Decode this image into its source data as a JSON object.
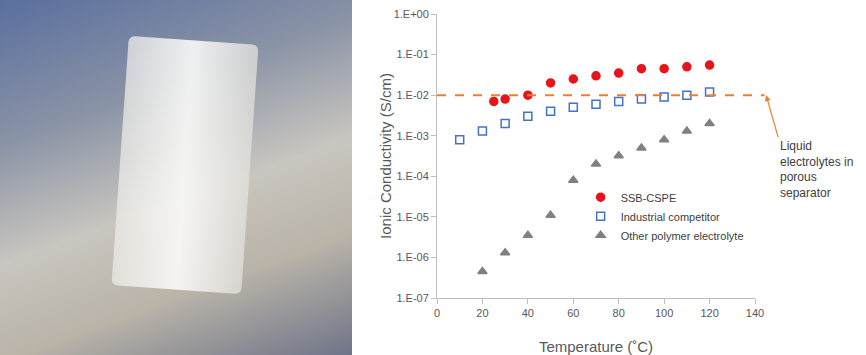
{
  "chart_data": {
    "type": "scatter",
    "x_label": "Temperature (˚C)",
    "y_label": "Ionic Conductivity (S/cm)",
    "log": "y",
    "grid": false,
    "legend": "bottom right",
    "xlim": [
      0,
      140
    ],
    "xticks": [
      0,
      20,
      40,
      60,
      80,
      100,
      120,
      140
    ],
    "ylim": [
      1e-07,
      1
    ],
    "yticks": [
      {
        "value": 1e-07,
        "label": "1.E-07"
      },
      {
        "value": 1e-06,
        "label": "1.E-06"
      },
      {
        "value": 1e-05,
        "label": "1.E-05"
      },
      {
        "value": 0.0001,
        "label": "1.E-04"
      },
      {
        "value": 0.001,
        "label": "1.E-03"
      },
      {
        "value": 0.01,
        "label": "1.E-02"
      },
      {
        "value": 0.1,
        "label": "1.E-01"
      },
      {
        "value": 1,
        "label": "1.E+00"
      }
    ],
    "series": [
      {
        "name": "SSB-CSPE",
        "color": "#e8141b",
        "marker": "circle",
        "x": [
          25,
          30,
          40,
          50,
          60,
          70,
          80,
          90,
          100,
          110,
          120
        ],
        "values": [
          0.007,
          0.008,
          0.01,
          0.02,
          0.025,
          0.03,
          0.035,
          0.045,
          0.045,
          0.05,
          0.055
        ]
      },
      {
        "name": "Industrial competitor",
        "color": "#4472c4",
        "marker": "square-open",
        "x": [
          10,
          20,
          30,
          40,
          50,
          60,
          70,
          80,
          90,
          100,
          110,
          120
        ],
        "values": [
          0.0008,
          0.0013,
          0.002,
          0.003,
          0.004,
          0.005,
          0.006,
          0.007,
          0.008,
          0.009,
          0.01,
          0.012
        ]
      },
      {
        "name": "Other polymer electrolyte",
        "color": "#808080",
        "marker": "triangle-up",
        "x": [
          20,
          30,
          40,
          50,
          60,
          70,
          80,
          90,
          100,
          110,
          120
        ],
        "values": [
          4.5e-07,
          1.3e-06,
          3.5e-06,
          1.1e-05,
          8e-05,
          0.0002,
          0.00032,
          0.0005,
          0.0008,
          0.0013,
          0.002
        ]
      }
    ],
    "reference_line": {
      "y": 0.01,
      "color": "#ed7d31",
      "line_style": "dash",
      "label": [
        "Liquid",
        "electrolytes in",
        "porous",
        "separator"
      ]
    }
  }
}
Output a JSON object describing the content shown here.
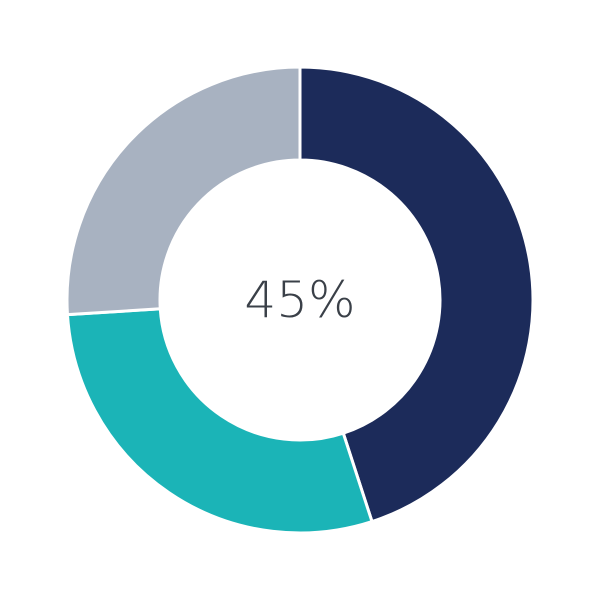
{
  "chart_data": {
    "type": "pie",
    "variant": "donut",
    "center_label": "45%",
    "slices": [
      {
        "value": 45,
        "color": "#1c2b5a"
      },
      {
        "value": 29,
        "color": "#1bb4b7"
      },
      {
        "value": 26,
        "color": "#a8b2c1"
      }
    ],
    "start": "top",
    "direction": "clockwise"
  }
}
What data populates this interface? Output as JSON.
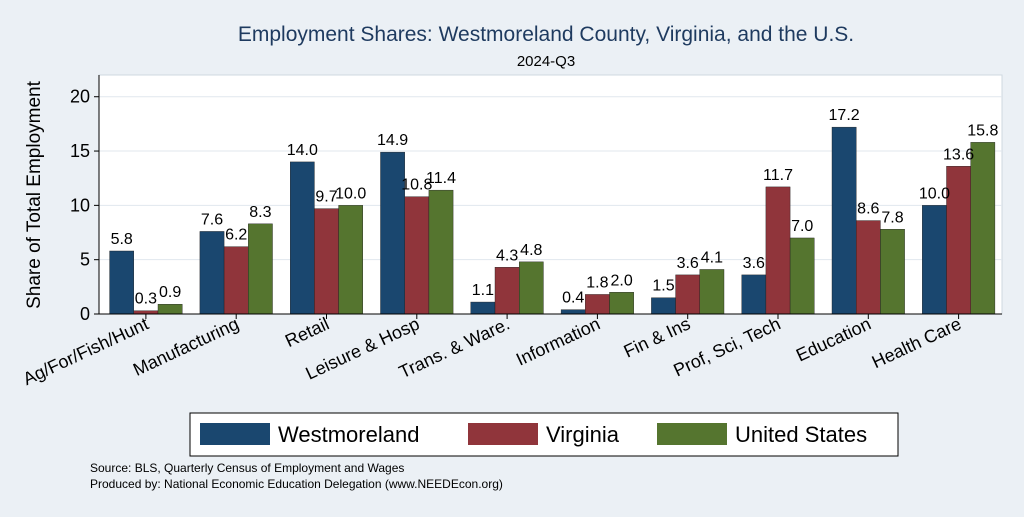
{
  "chart_data": {
    "type": "bar",
    "title": "Employment Shares: Westmoreland County, Virginia, and the U.S.",
    "subtitle": "2024-Q3",
    "ylabel": "Share of Total Employment",
    "xlabel": "",
    "ylim": [
      0,
      22
    ],
    "yticks": [
      "0",
      "5",
      "10",
      "15",
      "20"
    ],
    "grid": true,
    "legend_position": "bottom",
    "categories": [
      "Ag/For/Fish/Hunt",
      "Manufacturing",
      "Retail",
      "Leisure & Hosp",
      "Trans. & Ware.",
      "Information",
      "Fin & Ins",
      "Prof, Sci, Tech",
      "Education",
      "Health Care"
    ],
    "series": [
      {
        "name": "Westmoreland",
        "color": "#1a476f",
        "values": [
          5.8,
          7.6,
          14.0,
          14.9,
          1.1,
          0.4,
          1.5,
          3.6,
          17.2,
          10.0
        ],
        "labels": [
          "5.8",
          "7.6",
          "14.0",
          "14.9",
          "1.1",
          "0.4",
          "1.5",
          "3.6",
          "17.2",
          "10.0"
        ]
      },
      {
        "name": "Virginia",
        "color": "#90353b",
        "values": [
          0.3,
          6.2,
          9.7,
          10.8,
          4.3,
          1.8,
          3.6,
          11.7,
          8.6,
          13.6
        ],
        "labels": [
          "0.3",
          "6.2",
          "9.7",
          "10.8",
          "4.3",
          "1.8",
          "3.6",
          "11.7",
          "8.6",
          "13.6"
        ]
      },
      {
        "name": "United States",
        "color": "#55752f",
        "values": [
          0.9,
          8.3,
          10.0,
          11.4,
          4.8,
          2.0,
          4.1,
          7.0,
          7.8,
          15.8
        ],
        "labels": [
          "0.9",
          "8.3",
          "10.0",
          "11.4",
          "4.8",
          "2.0",
          "4.1",
          "7.0",
          "7.8",
          "15.8"
        ]
      }
    ],
    "notes": [
      "Source: BLS, Quarterly Census of Employment and Wages",
      "Produced by: National Economic Education Delegation (www.NEEDEcon.org)"
    ]
  }
}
################
From start to finish, output the listing exactly, but omit its pictures.

## [THE REPLY]
Decode this image into its source data as a JSON object.
{
  "chart_data": {
    "type": "scatter",
    "x_label": "Temperature (˚C)",
    "y_label": "Ionic Conductivity (S/cm)",
    "log": "y",
    "grid": false,
    "legend": "bottom right",
    "xlim": [
      0,
      140
    ],
    "xticks": [
      0,
      20,
      40,
      60,
      80,
      100,
      120,
      140
    ],
    "ylim": [
      1e-07,
      1
    ],
    "yticks": [
      {
        "value": 1e-07,
        "label": "1.E-07"
      },
      {
        "value": 1e-06,
        "label": "1.E-06"
      },
      {
        "value": 1e-05,
        "label": "1.E-05"
      },
      {
        "value": 0.0001,
        "label": "1.E-04"
      },
      {
        "value": 0.001,
        "label": "1.E-03"
      },
      {
        "value": 0.01,
        "label": "1.E-02"
      },
      {
        "value": 0.1,
        "label": "1.E-01"
      },
      {
        "value": 1,
        "label": "1.E+00"
      }
    ],
    "series": [
      {
        "name": "SSB-CSPE",
        "color": "#e8141b",
        "marker": "circle",
        "x": [
          25,
          30,
          40,
          50,
          60,
          70,
          80,
          90,
          100,
          110,
          120
        ],
        "values": [
          0.007,
          0.008,
          0.01,
          0.02,
          0.025,
          0.03,
          0.035,
          0.045,
          0.045,
          0.05,
          0.055
        ]
      },
      {
        "name": "Industrial competitor",
        "color": "#4472c4",
        "marker": "square-open",
        "x": [
          10,
          20,
          30,
          40,
          50,
          60,
          70,
          80,
          90,
          100,
          110,
          120
        ],
        "values": [
          0.0008,
          0.0013,
          0.002,
          0.003,
          0.004,
          0.005,
          0.006,
          0.007,
          0.008,
          0.009,
          0.01,
          0.012
        ]
      },
      {
        "name": "Other polymer electrolyte",
        "color": "#808080",
        "marker": "triangle-up",
        "x": [
          20,
          30,
          40,
          50,
          60,
          70,
          80,
          90,
          100,
          110,
          120
        ],
        "values": [
          4.5e-07,
          1.3e-06,
          3.5e-06,
          1.1e-05,
          8e-05,
          0.0002,
          0.00032,
          0.0005,
          0.0008,
          0.0013,
          0.002
        ]
      }
    ],
    "reference_line": {
      "y": 0.01,
      "color": "#ed7d31",
      "line_style": "dash",
      "label": [
        "Liquid",
        "electrolytes in",
        "porous",
        "separator"
      ]
    }
  }
}
Output a JSON object describing the content shown here.
{
  "chart_data": {
    "type": "pie",
    "variant": "donut",
    "center_label": "45%",
    "slices": [
      {
        "value": 45,
        "color": "#1c2b5a"
      },
      {
        "value": 29,
        "color": "#1bb4b7"
      },
      {
        "value": 26,
        "color": "#a8b2c1"
      }
    ],
    "start": "top",
    "direction": "clockwise"
  }
}
What data populates this interface? Output as JSON.
{
  "chart_data": {
    "type": "bar",
    "title": "Employment Shares: Westmoreland County, Virginia, and the U.S.",
    "subtitle": "2024-Q3",
    "ylabel": "Share of Total Employment",
    "xlabel": "",
    "ylim": [
      0,
      22
    ],
    "yticks": [
      "0",
      "5",
      "10",
      "15",
      "20"
    ],
    "grid": true,
    "legend_position": "bottom",
    "categories": [
      "Ag/For/Fish/Hunt",
      "Manufacturing",
      "Retail",
      "Leisure & Hosp",
      "Trans. & Ware.",
      "Information",
      "Fin & Ins",
      "Prof, Sci, Tech",
      "Education",
      "Health Care"
    ],
    "series": [
      {
        "name": "Westmoreland",
        "color": "#1a476f",
        "values": [
          5.8,
          7.6,
          14.0,
          14.9,
          1.1,
          0.4,
          1.5,
          3.6,
          17.2,
          10.0
        ],
        "labels": [
          "5.8",
          "7.6",
          "14.0",
          "14.9",
          "1.1",
          "0.4",
          "1.5",
          "3.6",
          "17.2",
          "10.0"
        ]
      },
      {
        "name": "Virginia",
        "color": "#90353b",
        "values": [
          0.3,
          6.2,
          9.7,
          10.8,
          4.3,
          1.8,
          3.6,
          11.7,
          8.6,
          13.6
        ],
        "labels": [
          "0.3",
          "6.2",
          "9.7",
          "10.8",
          "4.3",
          "1.8",
          "3.6",
          "11.7",
          "8.6",
          "13.6"
        ]
      },
      {
        "name": "United States",
        "color": "#55752f",
        "values": [
          0.9,
          8.3,
          10.0,
          11.4,
          4.8,
          2.0,
          4.1,
          7.0,
          7.8,
          15.8
        ],
        "labels": [
          "0.9",
          "8.3",
          "10.0",
          "11.4",
          "4.8",
          "2.0",
          "4.1",
          "7.0",
          "7.8",
          "15.8"
        ]
      }
    ],
    "notes": [
      "Source: BLS, Quarterly Census of Employment and Wages",
      "Produced by: National Economic Education Delegation (www.NEEDEcon.org)"
    ]
  }
}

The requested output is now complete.